What the task asks> Write the material out again exactly as it stands.

Recorded information>
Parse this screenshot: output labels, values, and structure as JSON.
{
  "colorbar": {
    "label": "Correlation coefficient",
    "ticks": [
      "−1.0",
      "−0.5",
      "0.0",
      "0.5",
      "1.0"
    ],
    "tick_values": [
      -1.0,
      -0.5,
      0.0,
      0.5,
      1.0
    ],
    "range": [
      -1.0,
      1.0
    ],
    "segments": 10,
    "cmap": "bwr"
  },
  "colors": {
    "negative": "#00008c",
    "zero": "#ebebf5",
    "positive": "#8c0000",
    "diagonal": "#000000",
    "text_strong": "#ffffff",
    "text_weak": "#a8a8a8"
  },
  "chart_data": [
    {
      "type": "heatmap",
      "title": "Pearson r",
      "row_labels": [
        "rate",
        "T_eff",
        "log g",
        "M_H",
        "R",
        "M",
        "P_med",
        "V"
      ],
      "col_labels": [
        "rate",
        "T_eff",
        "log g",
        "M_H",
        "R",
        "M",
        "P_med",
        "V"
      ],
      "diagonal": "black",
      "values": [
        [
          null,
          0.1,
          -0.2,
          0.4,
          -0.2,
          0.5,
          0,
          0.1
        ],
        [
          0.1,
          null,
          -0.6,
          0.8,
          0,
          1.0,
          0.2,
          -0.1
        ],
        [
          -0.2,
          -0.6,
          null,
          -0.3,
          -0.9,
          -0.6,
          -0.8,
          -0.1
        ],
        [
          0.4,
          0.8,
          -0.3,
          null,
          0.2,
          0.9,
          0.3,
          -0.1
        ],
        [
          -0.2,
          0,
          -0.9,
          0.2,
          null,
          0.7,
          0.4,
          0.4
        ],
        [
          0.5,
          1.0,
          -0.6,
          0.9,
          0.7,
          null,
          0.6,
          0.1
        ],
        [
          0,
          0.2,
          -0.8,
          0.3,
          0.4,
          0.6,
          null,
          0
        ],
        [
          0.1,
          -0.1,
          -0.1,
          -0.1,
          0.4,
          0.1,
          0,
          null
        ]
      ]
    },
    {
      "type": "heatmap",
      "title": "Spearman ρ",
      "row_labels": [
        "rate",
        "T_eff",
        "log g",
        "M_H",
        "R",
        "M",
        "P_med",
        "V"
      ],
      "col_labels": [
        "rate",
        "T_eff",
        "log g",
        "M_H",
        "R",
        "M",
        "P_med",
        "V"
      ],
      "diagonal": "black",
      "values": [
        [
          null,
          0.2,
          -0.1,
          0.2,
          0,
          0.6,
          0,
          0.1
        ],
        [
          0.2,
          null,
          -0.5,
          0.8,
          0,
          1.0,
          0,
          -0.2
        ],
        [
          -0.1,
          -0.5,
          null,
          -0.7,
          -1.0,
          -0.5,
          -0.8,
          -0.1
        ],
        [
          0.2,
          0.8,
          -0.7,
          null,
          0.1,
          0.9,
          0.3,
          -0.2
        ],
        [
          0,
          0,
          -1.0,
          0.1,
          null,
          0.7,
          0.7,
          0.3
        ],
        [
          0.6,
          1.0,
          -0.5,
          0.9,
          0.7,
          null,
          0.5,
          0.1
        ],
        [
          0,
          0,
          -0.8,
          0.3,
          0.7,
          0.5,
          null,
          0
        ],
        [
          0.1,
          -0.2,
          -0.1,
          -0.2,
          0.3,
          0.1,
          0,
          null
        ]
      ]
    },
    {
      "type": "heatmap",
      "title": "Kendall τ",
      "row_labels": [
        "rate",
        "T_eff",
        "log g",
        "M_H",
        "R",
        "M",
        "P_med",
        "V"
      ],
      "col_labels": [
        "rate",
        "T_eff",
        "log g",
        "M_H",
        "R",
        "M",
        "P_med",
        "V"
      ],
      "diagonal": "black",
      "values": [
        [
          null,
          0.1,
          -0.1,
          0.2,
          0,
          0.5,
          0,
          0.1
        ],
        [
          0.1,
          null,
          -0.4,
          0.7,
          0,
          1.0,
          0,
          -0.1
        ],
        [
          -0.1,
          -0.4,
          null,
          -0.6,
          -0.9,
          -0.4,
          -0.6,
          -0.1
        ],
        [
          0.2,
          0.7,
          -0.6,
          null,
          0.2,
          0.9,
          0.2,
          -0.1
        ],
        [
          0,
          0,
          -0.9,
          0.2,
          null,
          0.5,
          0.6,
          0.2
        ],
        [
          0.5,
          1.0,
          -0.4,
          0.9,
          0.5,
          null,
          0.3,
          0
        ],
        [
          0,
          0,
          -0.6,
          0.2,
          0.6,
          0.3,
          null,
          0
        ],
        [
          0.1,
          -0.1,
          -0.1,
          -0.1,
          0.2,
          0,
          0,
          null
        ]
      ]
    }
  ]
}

Output of the exercise>
Parse this screenshot: output labels, values, and structure as JSON.
{
  "colorbar": {
    "label": "Correlation coefficient",
    "ticks": [
      "−1.0",
      "−0.5",
      "0.0",
      "0.5",
      "1.0"
    ],
    "tick_values": [
      -1.0,
      -0.5,
      0.0,
      0.5,
      1.0
    ],
    "range": [
      -1.0,
      1.0
    ],
    "segments": 10,
    "cmap": "bwr"
  },
  "colors": {
    "negative": "#00008c",
    "zero": "#ebebf5",
    "positive": "#8c0000",
    "diagonal": "#000000",
    "text_strong": "#ffffff",
    "text_weak": "#a8a8a8"
  },
  "chart_data": [
    {
      "type": "heatmap",
      "title": "Pearson r",
      "row_labels": [
        "rate",
        "T_eff",
        "log g",
        "M_H",
        "R",
        "M",
        "P_med",
        "V"
      ],
      "col_labels": [
        "rate",
        "T_eff",
        "log g",
        "M_H",
        "R",
        "M",
        "P_med",
        "V"
      ],
      "diagonal": "black",
      "values": [
        [
          null,
          0.1,
          -0.2,
          0.4,
          -0.2,
          0.5,
          0,
          0.1
        ],
        [
          0.1,
          null,
          -0.6,
          0.8,
          0,
          1.0,
          0.2,
          -0.1
        ],
        [
          -0.2,
          -0.6,
          null,
          -0.3,
          -0.9,
          -0.6,
          -0.8,
          -0.1
        ],
        [
          0.4,
          0.8,
          -0.3,
          null,
          0.2,
          0.9,
          0.3,
          -0.1
        ],
        [
          -0.2,
          0,
          -0.9,
          0.2,
          null,
          0.7,
          0.4,
          0.4
        ],
        [
          0.5,
          1.0,
          -0.6,
          0.9,
          0.7,
          null,
          0.6,
          0.1
        ],
        [
          0,
          0.2,
          -0.8,
          0.3,
          0.4,
          0.6,
          null,
          0
        ],
        [
          0.1,
          -0.1,
          -0.1,
          -0.1,
          0.4,
          0.1,
          0,
          null
        ]
      ]
    },
    {
      "type": "heatmap",
      "title": "Spearman ρ",
      "row_labels": [
        "rate",
        "T_eff",
        "log g",
        "M_H",
        "R",
        "M",
        "P_med",
        "V"
      ],
      "col_labels": [
        "rate",
        "T_eff",
        "log g",
        "M_H",
        "R",
        "M",
        "P_med",
        "V"
      ],
      "diagonal": "black",
      "values": [
        [
          null,
          0.2,
          -0.1,
          0.2,
          0,
          0.6,
          0,
          0.1
        ],
        [
          0.2,
          null,
          -0.5,
          0.8,
          0,
          1.0,
          0,
          -0.2
        ],
        [
          -0.1,
          -0.5,
          null,
          -0.7,
          -1.0,
          -0.5,
          -0.8,
          -0.1
        ],
        [
          0.2,
          0.8,
          -0.7,
          null,
          0.1,
          0.9,
          0.3,
          -0.2
        ],
        [
          0,
          0,
          -1.0,
          0.1,
          null,
          0.7,
          0.7,
          0.3
        ],
        [
          0.6,
          1.0,
          -0.5,
          0.9,
          0.7,
          null,
          0.5,
          0.1
        ],
        [
          0,
          0,
          -0.8,
          0.3,
          0.7,
          0.5,
          null,
          0
        ],
        [
          0.1,
          -0.2,
          -0.1,
          -0.2,
          0.3,
          0.1,
          0,
          null
        ]
      ]
    },
    {
      "type": "heatmap",
      "title": "Kendall τ",
      "row_labels": [
        "rate",
        "T_eff",
        "log g",
        "M_H",
        "R",
        "M",
        "P_med",
        "V"
      ],
      "col_labels": [
        "rate",
        "T_eff",
        "log g",
        "M_H",
        "R",
        "M",
        "P_med",
        "V"
      ],
      "diagonal": "black",
      "values": [
        [
          null,
          0.1,
          -0.1,
          0.2,
          0,
          0.5,
          0,
          0.1
        ],
        [
          0.1,
          null,
          -0.4,
          0.7,
          0,
          1.0,
          0,
          -0.1
        ],
        [
          -0.1,
          -0.4,
          null,
          -0.6,
          -0.9,
          -0.4,
          -0.6,
          -0.1
        ],
        [
          0.2,
          0.7,
          -0.6,
          null,
          0.2,
          0.9,
          0.2,
          -0.1
        ],
        [
          0,
          0,
          -0.9,
          0.2,
          null,
          0.5,
          0.6,
          0.2
        ],
        [
          0.5,
          1.0,
          -0.4,
          0.9,
          0.5,
          null,
          0.3,
          0
        ],
        [
          0,
          0,
          -0.6,
          0.2,
          0.6,
          0.3,
          null,
          0
        ],
        [
          0.1,
          -0.1,
          -0.1,
          -0.1,
          0.2,
          0,
          0,
          null
        ]
      ]
    }
  ]
}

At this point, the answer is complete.